## INSTRUCTIONS FOR THE TASK
Render every line of the entries below as a Markdown table with the columns Row and Line, numbering the rows in order. Skip blank lines and leave out the pictures.

>> START

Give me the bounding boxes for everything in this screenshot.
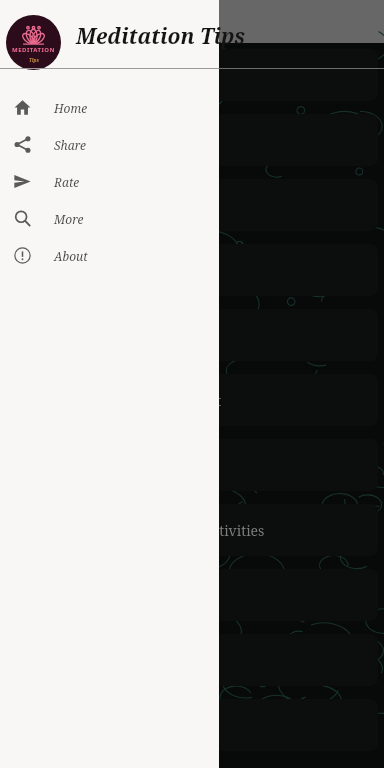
button[interactable]: Share	[0, 126, 219, 163]
button[interactable]: Practice with gratitude	[10, 179, 378, 231]
staticText: Be patient and consistent	[24, 66, 192, 85]
staticText: Bring mindfulness to daily activities	[24, 521, 265, 540]
other: More	[14, 210, 31, 227]
button[interactable]: Join a study or group	[10, 309, 378, 361]
button[interactable]: Rate	[0, 163, 219, 200]
staticText: Practice with gratitude	[24, 196, 177, 215]
button[interactable]: Be patient and consistent	[10, 49, 378, 101]
staticText: Tips	[29, 57, 39, 64]
staticText: MEDITATION	[12, 46, 55, 54]
other: Home	[14, 99, 31, 116]
staticText: Focus on the present moment	[24, 391, 222, 410]
other: Rate	[14, 173, 31, 190]
staticText: Rate	[54, 174, 80, 190]
button[interactable]: Find a quiet place	[10, 114, 378, 166]
other: About	[14, 247, 31, 264]
staticText: Find a quiet place	[24, 131, 143, 150]
button[interactable]: Bring mindfulness to daily activities	[10, 504, 378, 556]
button[interactable]: Use calming music	[10, 699, 378, 751]
staticText: Meditation Tips	[76, 22, 246, 51]
button[interactable]: More	[0, 200, 219, 237]
button[interactable]: Observe your thoughts	[10, 634, 378, 686]
button[interactable]: Walking meditation	[10, 569, 378, 621]
button[interactable]: About	[0, 237, 219, 274]
staticText: Try different techniques	[24, 261, 186, 280]
staticText: More	[54, 211, 84, 227]
staticText: Share	[54, 137, 86, 153]
staticText: Home	[54, 100, 88, 116]
other: Share	[14, 136, 31, 153]
button[interactable]: Focus on the present moment	[10, 374, 378, 426]
button[interactable]: Home	[0, 89, 219, 126]
staticText: About	[54, 248, 88, 264]
button[interactable]: Try different techniques	[10, 244, 378, 296]
button[interactable]: Stay comfortable	[10, 439, 378, 491]
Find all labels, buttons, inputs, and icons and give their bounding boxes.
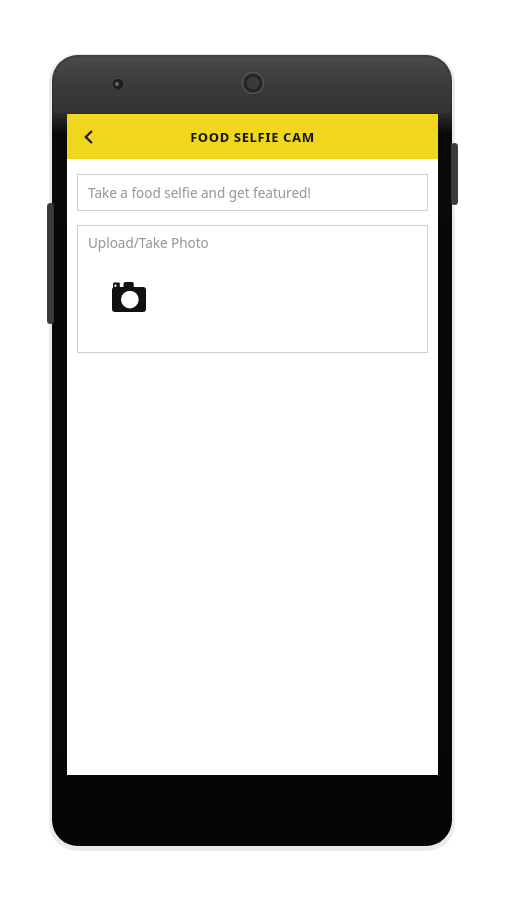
button[interactable]: Take a food selfie and get featured! [77, 174, 428, 211]
staticText: FOOD SELFIE CAM [190, 128, 315, 146]
staticText: Upload/Take Photo [88, 234, 209, 252]
staticText: Take a food selfie and get featured! [88, 184, 311, 202]
button[interactable]: Take photo [112, 282, 146, 312]
button[interactable]: Back [67, 115, 111, 159]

>> END

## WORKED ANSWER
| Row | Line |
|---|---|
| 1 | Give me the bounding boxes for everything in this screenshot. |
| 2 | button[interactable]: Share	[0, 126, 219, 163] |
| 3 | button[interactable]: Practice with gratitude	[10, 179, 378, 231] |
| 4 | staticText: Be patient and consistent	[24, 66, 192, 85] |
| 5 | staticText: Bring mindfulness to daily activities	[24, 521, 265, 540] |
| 6 | other: More	[14, 210, 31, 227] |
| 7 | button[interactable]: Join a study or group	[10, 309, 378, 361] |
| 8 | button[interactable]: Rate	[0, 163, 219, 200] |
| 9 | staticText: Practice with gratitude	[24, 196, 177, 215] |
| 10 | button[interactable]: Be patient and consistent	[10, 49, 378, 101] |
| 11 | staticText: Tips	[29, 57, 39, 64] |
| 12 | staticText: MEDITATION	[12, 46, 55, 54] |
| 13 | other: Home	[14, 99, 31, 116] |
| 14 | staticText: Focus on the present moment	[24, 391, 222, 410] |
| 15 | other: Rate	[14, 173, 31, 190] |
| 16 | staticText: Rate	[54, 174, 80, 190] |
| 17 | button[interactable]: Find a quiet place	[10, 114, 378, 166] |
| 18 | other: About	[14, 247, 31, 264] |
| 19 | staticText: Find a quiet place	[24, 131, 143, 150] |
| 20 | button[interactable]: Bring mindfulness to daily activities	[10, 504, 378, 556] |
| 21 | button[interactable]: Use calming music	[10, 699, 378, 751] |
| 22 | staticText: Meditation Tips	[76, 22, 246, 51] |
| 23 | button[interactable]: More	[0, 200, 219, 237] |
| 24 | button[interactable]: Observe your thoughts	[10, 634, 378, 686] |
| 25 | button[interactable]: Walking meditation	[10, 569, 378, 621] |
| 26 | button[interactable]: About	[0, 237, 219, 274] |
| 27 | staticText: Try different techniques	[24, 261, 186, 280] |
| 28 | staticText: More	[54, 211, 84, 227] |
| 29 | staticText: Share	[54, 137, 86, 153] |
| 30 | staticText: Home	[54, 100, 88, 116] |
| 31 | other: Share	[14, 136, 31, 153] |
| 32 | button[interactable]: Focus on the present moment	[10, 374, 378, 426] |
| 33 | button[interactable]: Home	[0, 89, 219, 126] |
| 34 | staticText: About	[54, 248, 88, 264] |
| 35 | button[interactable]: Try different techniques	[10, 244, 378, 296] |
| 36 | button[interactable]: Stay comfortable	[10, 439, 378, 491] |
| 37 | Find all labels, buttons, inputs, and icons and give their bounding boxes. |
| 38 | button[interactable]: Take a food selfie and get featured! [77, 174, 428, 211] |
| 39 | staticText: FOOD SELFIE CAM [190, 128, 315, 146] |
| 40 | staticText: Upload/Take Photo [88, 234, 209, 252] |
| 41 | staticText: Take a food selfie and get featured! [88, 184, 311, 202] |
| 42 | button[interactable]: Take photo [112, 282, 146, 312] |
| 43 | button[interactable]: Back [67, 115, 111, 159] |